--- The request ---
Show every line where "background" occurs.

--- Provided information ---
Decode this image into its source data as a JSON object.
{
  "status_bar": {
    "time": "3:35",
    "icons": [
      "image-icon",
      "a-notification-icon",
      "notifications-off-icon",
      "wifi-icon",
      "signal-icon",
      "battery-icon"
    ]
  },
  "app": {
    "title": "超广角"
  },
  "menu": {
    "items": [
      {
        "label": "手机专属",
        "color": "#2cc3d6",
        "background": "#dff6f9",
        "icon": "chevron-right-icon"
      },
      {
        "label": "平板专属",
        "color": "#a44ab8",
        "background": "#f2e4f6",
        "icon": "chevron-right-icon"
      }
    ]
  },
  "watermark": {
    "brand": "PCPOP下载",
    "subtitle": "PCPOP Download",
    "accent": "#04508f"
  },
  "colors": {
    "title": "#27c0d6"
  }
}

--- Task solution ---
        "background": "#dff6f9",
        "background": "#f2e4f6",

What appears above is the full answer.